> **WHAT THE EXERCISE ASKS**
Write the records below out again exactly as given, with no images.

===== DATA EXTRACT =====

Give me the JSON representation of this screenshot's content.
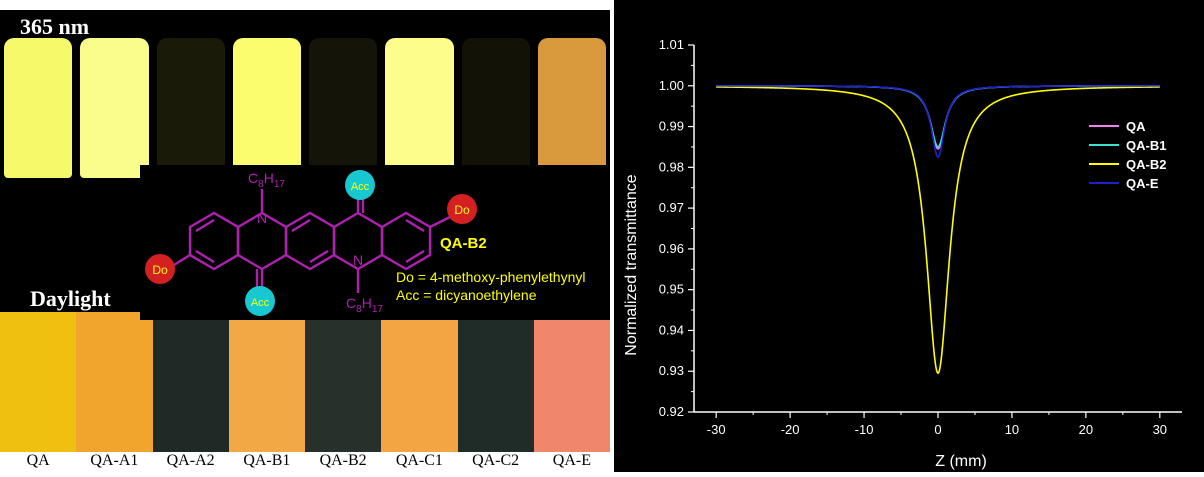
{
  "photo": {
    "label_uv": "365 nm",
    "label_daylight": "Daylight",
    "vial_labels": [
      "QA",
      "QA-A1",
      "QA-A2",
      "QA-B1",
      "QA-B2",
      "QA-C1",
      "QA-C2",
      "QA-E"
    ],
    "uv_colors": [
      "#f6f96a",
      "#fafc8c",
      "#1a1a08",
      "#fbfd6f",
      "#141408",
      "#fcfd8a",
      "#121206",
      "#d89a3c"
    ],
    "daylight_colors": [
      "#f0c010",
      "#f2a52c",
      "#1f2a26",
      "#f3a846",
      "#28302c",
      "#f3a443",
      "#1f2c28",
      "#f0876a"
    ]
  },
  "molecule": {
    "name": "QA-B2",
    "substituent_1": "C8H17",
    "donor_label": "Do",
    "acceptor_label": "Acc",
    "nitrogen_label": "N",
    "legend_do": "Do = 4-methoxy-phenylethynyl",
    "legend_acc": "Acc = dicyanoethylene",
    "colors": {
      "bond": "#b020b0",
      "donor": "#d42020",
      "acceptor": "#18c8d0",
      "text": "#ffff00"
    }
  },
  "chart_data": {
    "type": "line",
    "title": "",
    "xlabel": "Z (mm)",
    "ylabel": "Normalized transmittance",
    "xlim": [
      -33,
      33
    ],
    "ylim": [
      0.92,
      1.01
    ],
    "xticks": [
      -30,
      -20,
      -10,
      0,
      10,
      20,
      30
    ],
    "yticks": [
      0.92,
      0.93,
      0.94,
      0.95,
      0.96,
      0.97,
      0.98,
      0.99,
      1.0,
      1.01
    ],
    "grid": false,
    "legend_position": "right",
    "series": [
      {
        "name": "QA",
        "color": "#ee82ee",
        "baseline": 1.0,
        "min_value": 0.9845,
        "z0": 1.2
      },
      {
        "name": "QA-B1",
        "color": "#40e0d0",
        "baseline": 1.0,
        "min_value": 0.985,
        "z0": 1.25
      },
      {
        "name": "QA-B2",
        "color": "#ffff00",
        "baseline": 1.0,
        "min_value": 0.9295,
        "z0": 1.9
      },
      {
        "name": "QA-E",
        "color": "#2020d0",
        "baseline": 1.0,
        "min_value": 0.9825,
        "z0": 1.1
      }
    ]
  }
}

=====

> **RESPONSE**
Give me the JSON representation of this screenshot's content.
{
  "photo": {
    "label_uv": "365 nm",
    "label_daylight": "Daylight",
    "vial_labels": [
      "QA",
      "QA-A1",
      "QA-A2",
      "QA-B1",
      "QA-B2",
      "QA-C1",
      "QA-C2",
      "QA-E"
    ],
    "uv_colors": [
      "#f6f96a",
      "#fafc8c",
      "#1a1a08",
      "#fbfd6f",
      "#141408",
      "#fcfd8a",
      "#121206",
      "#d89a3c"
    ],
    "daylight_colors": [
      "#f0c010",
      "#f2a52c",
      "#1f2a26",
      "#f3a846",
      "#28302c",
      "#f3a443",
      "#1f2c28",
      "#f0876a"
    ]
  },
  "molecule": {
    "name": "QA-B2",
    "substituent_1": "C8H17",
    "donor_label": "Do",
    "acceptor_label": "Acc",
    "nitrogen_label": "N",
    "legend_do": "Do = 4-methoxy-phenylethynyl",
    "legend_acc": "Acc = dicyanoethylene",
    "colors": {
      "bond": "#b020b0",
      "donor": "#d42020",
      "acceptor": "#18c8d0",
      "text": "#ffff00"
    }
  },
  "chart_data": {
    "type": "line",
    "title": "",
    "xlabel": "Z (mm)",
    "ylabel": "Normalized transmittance",
    "xlim": [
      -33,
      33
    ],
    "ylim": [
      0.92,
      1.01
    ],
    "xticks": [
      -30,
      -20,
      -10,
      0,
      10,
      20,
      30
    ],
    "yticks": [
      0.92,
      0.93,
      0.94,
      0.95,
      0.96,
      0.97,
      0.98,
      0.99,
      1.0,
      1.01
    ],
    "grid": false,
    "legend_position": "right",
    "series": [
      {
        "name": "QA",
        "color": "#ee82ee",
        "baseline": 1.0,
        "min_value": 0.9845,
        "z0": 1.2
      },
      {
        "name": "QA-B1",
        "color": "#40e0d0",
        "baseline": 1.0,
        "min_value": 0.985,
        "z0": 1.25
      },
      {
        "name": "QA-B2",
        "color": "#ffff00",
        "baseline": 1.0,
        "min_value": 0.9295,
        "z0": 1.9
      },
      {
        "name": "QA-E",
        "color": "#2020d0",
        "baseline": 1.0,
        "min_value": 0.9825,
        "z0": 1.1
      }
    ]
  }
}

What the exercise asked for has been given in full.